**Input rows**
(begin)

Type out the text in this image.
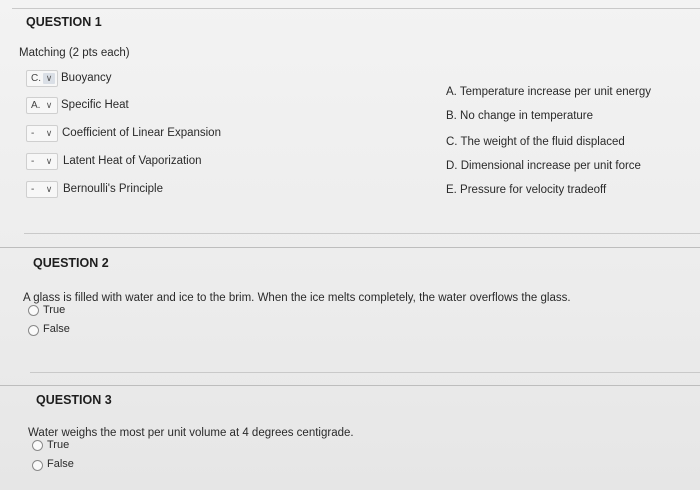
QUESTION 1
Matching (2 pts each)
C. ∨ Buoyancy
A. ∨ Specific Heat
-	∨ Coefficient of Linear Expansion
-	∨ Latent Heat of Vaporization
-	∨ Bernoulli's Principle
A. Temperature increase per unit energy
B. No change in temperature
C. The weight of the fluid displaced
D. Dimensional increase per unit force
E. Pressure for velocity tradeoff
QUESTION 2
A glass is filled with water and ice to the brim. When the ice melts completely, the water overflows the glass.
True
False
QUESTION 3
Water weighs the most per unit volume at 4 degrees centigrade.
True
False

(end)

**Directions**
All the lines above are to be reproduced exactly, except the pictures.

**Exercise answer**
Type out the text in this image.
QUESTION 1
Matching (2 pts each)
C. ∨ Buoyancy
A. ∨ Specific Heat
-	∨ Coefficient of Linear Expansion
-	∨ Latent Heat of Vaporization
-	∨ Bernoulli's Principle
A. Temperature increase per unit energy
B. No change in temperature
C. The weight of the fluid displaced
D. Dimensional increase per unit force
E. Pressure for velocity tradeoff
QUESTION 2
A glass is filled with water and ice to the brim. When the ice melts completely, the water overflows the glass.
True
False
QUESTION 3
Water weighs the most per unit volume at 4 degrees centigrade.
True
False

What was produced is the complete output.